• Input for this task
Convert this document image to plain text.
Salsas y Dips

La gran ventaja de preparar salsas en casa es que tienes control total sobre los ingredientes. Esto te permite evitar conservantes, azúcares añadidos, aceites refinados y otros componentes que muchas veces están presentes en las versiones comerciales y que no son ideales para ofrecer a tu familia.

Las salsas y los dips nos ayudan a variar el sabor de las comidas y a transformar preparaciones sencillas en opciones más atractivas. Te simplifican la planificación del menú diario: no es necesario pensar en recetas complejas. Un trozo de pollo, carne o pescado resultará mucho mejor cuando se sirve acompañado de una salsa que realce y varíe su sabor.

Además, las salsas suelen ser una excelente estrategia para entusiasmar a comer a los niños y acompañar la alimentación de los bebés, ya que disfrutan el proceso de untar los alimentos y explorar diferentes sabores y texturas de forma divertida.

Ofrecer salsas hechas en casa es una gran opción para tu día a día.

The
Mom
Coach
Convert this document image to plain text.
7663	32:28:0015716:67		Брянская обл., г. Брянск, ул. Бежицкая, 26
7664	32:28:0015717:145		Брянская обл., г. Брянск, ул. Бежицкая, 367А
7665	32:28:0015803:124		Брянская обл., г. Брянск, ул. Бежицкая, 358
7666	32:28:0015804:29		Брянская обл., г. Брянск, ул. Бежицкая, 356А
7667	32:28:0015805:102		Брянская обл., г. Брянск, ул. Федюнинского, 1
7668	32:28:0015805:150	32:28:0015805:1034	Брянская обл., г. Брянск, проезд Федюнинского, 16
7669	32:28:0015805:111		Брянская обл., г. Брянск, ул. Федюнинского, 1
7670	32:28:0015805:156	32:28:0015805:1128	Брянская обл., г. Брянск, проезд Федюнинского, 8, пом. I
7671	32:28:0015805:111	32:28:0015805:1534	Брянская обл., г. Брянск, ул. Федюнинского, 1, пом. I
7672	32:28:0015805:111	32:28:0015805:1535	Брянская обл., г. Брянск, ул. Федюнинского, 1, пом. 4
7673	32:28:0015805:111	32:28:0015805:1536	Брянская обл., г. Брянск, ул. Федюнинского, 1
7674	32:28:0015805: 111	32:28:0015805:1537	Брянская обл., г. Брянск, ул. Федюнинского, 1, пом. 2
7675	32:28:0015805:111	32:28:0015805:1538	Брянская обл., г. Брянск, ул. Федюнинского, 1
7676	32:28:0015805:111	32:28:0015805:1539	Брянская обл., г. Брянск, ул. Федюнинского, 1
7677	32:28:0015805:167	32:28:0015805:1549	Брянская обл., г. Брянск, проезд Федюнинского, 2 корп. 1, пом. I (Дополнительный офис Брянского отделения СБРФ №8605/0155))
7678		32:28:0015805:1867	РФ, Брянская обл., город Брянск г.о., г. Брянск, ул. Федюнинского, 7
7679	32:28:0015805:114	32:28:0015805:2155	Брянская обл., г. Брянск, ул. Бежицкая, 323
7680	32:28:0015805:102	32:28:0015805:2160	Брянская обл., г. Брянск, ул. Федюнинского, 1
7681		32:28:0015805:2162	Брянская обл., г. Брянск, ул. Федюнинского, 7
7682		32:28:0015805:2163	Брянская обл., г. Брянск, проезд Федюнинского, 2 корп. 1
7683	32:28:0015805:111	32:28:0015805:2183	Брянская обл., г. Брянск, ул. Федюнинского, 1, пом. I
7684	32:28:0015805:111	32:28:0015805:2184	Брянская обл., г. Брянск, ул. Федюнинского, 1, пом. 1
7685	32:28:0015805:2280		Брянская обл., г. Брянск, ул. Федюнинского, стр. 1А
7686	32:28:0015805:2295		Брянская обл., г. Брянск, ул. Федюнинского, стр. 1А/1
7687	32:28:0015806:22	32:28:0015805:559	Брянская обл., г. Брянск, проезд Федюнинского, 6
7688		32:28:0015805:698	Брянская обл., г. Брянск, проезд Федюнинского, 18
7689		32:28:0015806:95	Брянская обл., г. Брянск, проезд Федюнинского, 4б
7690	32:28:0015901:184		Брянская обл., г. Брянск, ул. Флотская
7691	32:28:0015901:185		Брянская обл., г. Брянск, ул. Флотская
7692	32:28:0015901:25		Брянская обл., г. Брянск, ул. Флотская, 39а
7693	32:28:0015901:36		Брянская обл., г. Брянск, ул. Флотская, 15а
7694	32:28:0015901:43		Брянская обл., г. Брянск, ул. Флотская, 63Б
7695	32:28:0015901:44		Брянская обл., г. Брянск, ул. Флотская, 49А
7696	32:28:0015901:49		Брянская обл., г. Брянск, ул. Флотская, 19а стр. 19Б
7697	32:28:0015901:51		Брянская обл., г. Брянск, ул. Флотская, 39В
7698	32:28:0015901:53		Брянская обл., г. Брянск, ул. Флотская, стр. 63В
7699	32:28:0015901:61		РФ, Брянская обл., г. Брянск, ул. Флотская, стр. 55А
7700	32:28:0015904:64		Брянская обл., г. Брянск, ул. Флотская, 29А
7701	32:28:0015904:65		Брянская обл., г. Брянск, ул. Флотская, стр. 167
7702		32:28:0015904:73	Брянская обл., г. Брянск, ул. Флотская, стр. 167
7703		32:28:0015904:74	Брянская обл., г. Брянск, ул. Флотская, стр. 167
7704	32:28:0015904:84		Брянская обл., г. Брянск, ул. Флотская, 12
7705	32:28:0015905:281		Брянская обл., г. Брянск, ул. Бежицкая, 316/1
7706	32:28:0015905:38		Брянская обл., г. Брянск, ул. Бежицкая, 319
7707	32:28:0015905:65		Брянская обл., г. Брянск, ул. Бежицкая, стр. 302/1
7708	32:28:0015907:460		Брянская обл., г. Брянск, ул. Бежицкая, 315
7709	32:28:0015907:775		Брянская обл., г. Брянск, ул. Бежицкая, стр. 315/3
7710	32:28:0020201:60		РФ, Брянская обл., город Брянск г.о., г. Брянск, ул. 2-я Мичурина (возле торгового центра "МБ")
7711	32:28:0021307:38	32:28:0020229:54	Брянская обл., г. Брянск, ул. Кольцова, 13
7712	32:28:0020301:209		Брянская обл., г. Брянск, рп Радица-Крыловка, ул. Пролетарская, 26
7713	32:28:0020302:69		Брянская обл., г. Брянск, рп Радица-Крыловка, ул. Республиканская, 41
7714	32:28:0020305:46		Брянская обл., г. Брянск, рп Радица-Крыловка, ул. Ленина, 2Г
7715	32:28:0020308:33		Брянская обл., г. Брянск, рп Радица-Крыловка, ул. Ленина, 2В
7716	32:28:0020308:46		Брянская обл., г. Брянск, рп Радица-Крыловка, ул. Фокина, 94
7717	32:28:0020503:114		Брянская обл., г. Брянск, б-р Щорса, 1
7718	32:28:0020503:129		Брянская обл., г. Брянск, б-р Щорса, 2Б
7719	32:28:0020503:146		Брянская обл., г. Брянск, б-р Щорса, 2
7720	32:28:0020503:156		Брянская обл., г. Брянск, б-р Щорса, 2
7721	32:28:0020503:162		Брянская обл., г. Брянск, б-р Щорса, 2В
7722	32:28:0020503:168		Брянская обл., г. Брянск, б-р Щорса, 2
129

• Directions
Reproduce the entries above in full by retyping them exactly.

• Task response
Convert this document image to plain text.
Salsas y Dips

La gran ventaja de preparar salsas en casa es que tienes control total sobre los ingredientes. Esto te permite evitar conservantes, azúcares añadidos, aceites refinados y otros componentes que muchas veces están presentes en las versiones comerciales y que no son ideales para ofrecer a tu familia.

Las salsas y los dips nos ayudan a variar el sabor de las comidas y a transformar preparaciones sencillas en opciones más atractivas. Te simplifican la planificación del menú diario: no es necesario pensar en recetas complejas. Un trozo de pollo, carne o pescado resultará mucho mejor cuando se sirve acompañado de una salsa que realce y varíe su sabor.

Además, las salsas suelen ser una excelente estrategia para entusiasmar a comer a los niños y acompañar la alimentación de los bebés, ya que disfrutan el proceso de untar los alimentos y explorar diferentes sabores y texturas de forma divertida.

Ofrecer salsas hechas en casa es una gran opción para tu día a día.

The
Mom
Coach
Convert this document image to plain text.
7663	32:28:0015716:67		Брянская обл., г. Брянск, ул. Бежицкая, 26
7664	32:28:0015717:145		Брянская обл., г. Брянск, ул. Бежицкая, 367А
7665	32:28:0015803:124		Брянская обл., г. Брянск, ул. Бежицкая, 358
7666	32:28:0015804:29		Брянская обл., г. Брянск, ул. Бежицкая, 356А
7667	32:28:0015805:102		Брянская обл., г. Брянск, ул. Федюнинского, 1
7668	32:28:0015805:150	32:28:0015805:1034	Брянская обл., г. Брянск, проезд Федюнинского, 16
7669	32:28:0015805:111		Брянская обл., г. Брянск, ул. Федюнинского, 1
7670	32:28:0015805:156	32:28:0015805:1128	Брянская обл., г. Брянск, проезд Федюнинского, 8, пом. I
7671	32:28:0015805:111	32:28:0015805:1534	Брянская обл., г. Брянск, ул. Федюнинского, 1, пом. I
7672	32:28:0015805:111	32:28:0015805:1535	Брянская обл., г. Брянск, ул. Федюнинского, 1, пом. 4
7673	32:28:0015805:111	32:28:0015805:1536	Брянская обл., г. Брянск, ул. Федюнинского, 1
7674	32:28:0015805: 111	32:28:0015805:1537	Брянская обл., г. Брянск, ул. Федюнинского, 1, пом. 2
7675	32:28:0015805:111	32:28:0015805:1538	Брянская обл., г. Брянск, ул. Федюнинского, 1
7676	32:28:0015805:111	32:28:0015805:1539	Брянская обл., г. Брянск, ул. Федюнинского, 1
7677	32:28:0015805:167	32:28:0015805:1549	Брянская обл., г. Брянск, проезд Федюнинского, 2 корп. 1, пом. I (Дополнительный офис Брянского отделения СБРФ №8605/0155))
7678		32:28:0015805:1867	РФ, Брянская обл., город Брянск г.о., г. Брянск, ул. Федюнинского, 7
7679	32:28:0015805:114	32:28:0015805:2155	Брянская обл., г. Брянск, ул. Бежицкая, 323
7680	32:28:0015805:102	32:28:0015805:2160	Брянская обл., г. Брянск, ул. Федюнинского, 1
7681		32:28:0015805:2162	Брянская обл., г. Брянск, ул. Федюнинского, 7
7682		32:28:0015805:2163	Брянская обл., г. Брянск, проезд Федюнинского, 2 корп. 1
7683	32:28:0015805:111	32:28:0015805:2183	Брянская обл., г. Брянск, ул. Федюнинского, 1, пом. I
7684	32:28:0015805:111	32:28:0015805:2184	Брянская обл., г. Брянск, ул. Федюнинского, 1, пом. 1
7685	32:28:0015805:2280		Брянская обл., г. Брянск, ул. Федюнинского, стр. 1А
7686	32:28:0015805:2295		Брянская обл., г. Брянск, ул. Федюнинского, стр. 1А/1
7687	32:28:0015806:22	32:28:0015805:559	Брянская обл., г. Брянск, проезд Федюнинского, 6
7688		32:28:0015805:698	Брянская обл., г. Брянск, проезд Федюнинского, 18
7689		32:28:0015806:95	Брянская обл., г. Брянск, проезд Федюнинского, 4б
7690	32:28:0015901:184		Брянская обл., г. Брянск, ул. Флотская
7691	32:28:0015901:185		Брянская обл., г. Брянск, ул. Флотская
7692	32:28:0015901:25		Брянская обл., г. Брянск, ул. Флотская, 39а
7693	32:28:0015901:36		Брянская обл., г. Брянск, ул. Флотская, 15а
7694	32:28:0015901:43		Брянская обл., г. Брянск, ул. Флотская, 63Б
7695	32:28:0015901:44		Брянская обл., г. Брянск, ул. Флотская, 49А
7696	32:28:0015901:49		Брянская обл., г. Брянск, ул. Флотская, 19а стр. 19Б
7697	32:28:0015901:51		Брянская обл., г. Брянск, ул. Флотская, 39В
7698	32:28:0015901:53		Брянская обл., г. Брянск, ул. Флотская, стр. 63В
7699	32:28:0015901:61		РФ, Брянская обл., г. Брянск, ул. Флотская, стр. 55А
7700	32:28:0015904:64		Брянская обл., г. Брянск, ул. Флотская, 29А
7701	32:28:0015904:65		Брянская обл., г. Брянск, ул. Флотская, стр. 167
7702		32:28:0015904:73	Брянская обл., г. Брянск, ул. Флотская, стр. 167
7703		32:28:0015904:74	Брянская обл., г. Брянск, ул. Флотская, стр. 167
7704	32:28:0015904:84		Брянская обл., г. Брянск, ул. Флотская, 12
7705	32:28:0015905:281		Брянская обл., г. Брянск, ул. Бежицкая, 316/1
7706	32:28:0015905:38		Брянская обл., г. Брянск, ул. Бежицкая, 319
7707	32:28:0015905:65		Брянская обл., г. Брянск, ул. Бежицкая, стр. 302/1
7708	32:28:0015907:460		Брянская обл., г. Брянск, ул. Бежицкая, 315
7709	32:28:0015907:775		Брянская обл., г. Брянск, ул. Бежицкая, стр. 315/3
7710	32:28:0020201:60		РФ, Брянская обл., город Брянск г.о., г. Брянск, ул. 2-я Мичурина (возле торгового центра "МБ")
7711	32:28:0021307:38	32:28:0020229:54	Брянская обл., г. Брянск, ул. Кольцова, 13
7712	32:28:0020301:209		Брянская обл., г. Брянск, рп Радица-Крыловка, ул. Пролетарская, 26
7713	32:28:0020302:69		Брянская обл., г. Брянск, рп Радица-Крыловка, ул. Республиканская, 41
7714	32:28:0020305:46		Брянская обл., г. Брянск, рп Радица-Крыловка, ул. Ленина, 2Г
7715	32:28:0020308:33		Брянская обл., г. Брянск, рп Радица-Крыловка, ул. Ленина, 2В
7716	32:28:0020308:46		Брянская обл., г. Брянск, рп Радица-Крыловка, ул. Фокина, 94
7717	32:28:0020503:114		Брянская обл., г. Брянск, б-р Щорса, 1
7718	32:28:0020503:129		Брянская обл., г. Брянск, б-р Щорса, 2Б
7719	32:28:0020503:146		Брянская обл., г. Брянск, б-р Щорса, 2
7720	32:28:0020503:156		Брянская обл., г. Брянск, б-р Щорса, 2
7721	32:28:0020503:162		Брянская обл., г. Брянск, б-р Щорса, 2В
7722	32:28:0020503:168		Брянская обл., г. Брянск, б-р Щорса, 2
129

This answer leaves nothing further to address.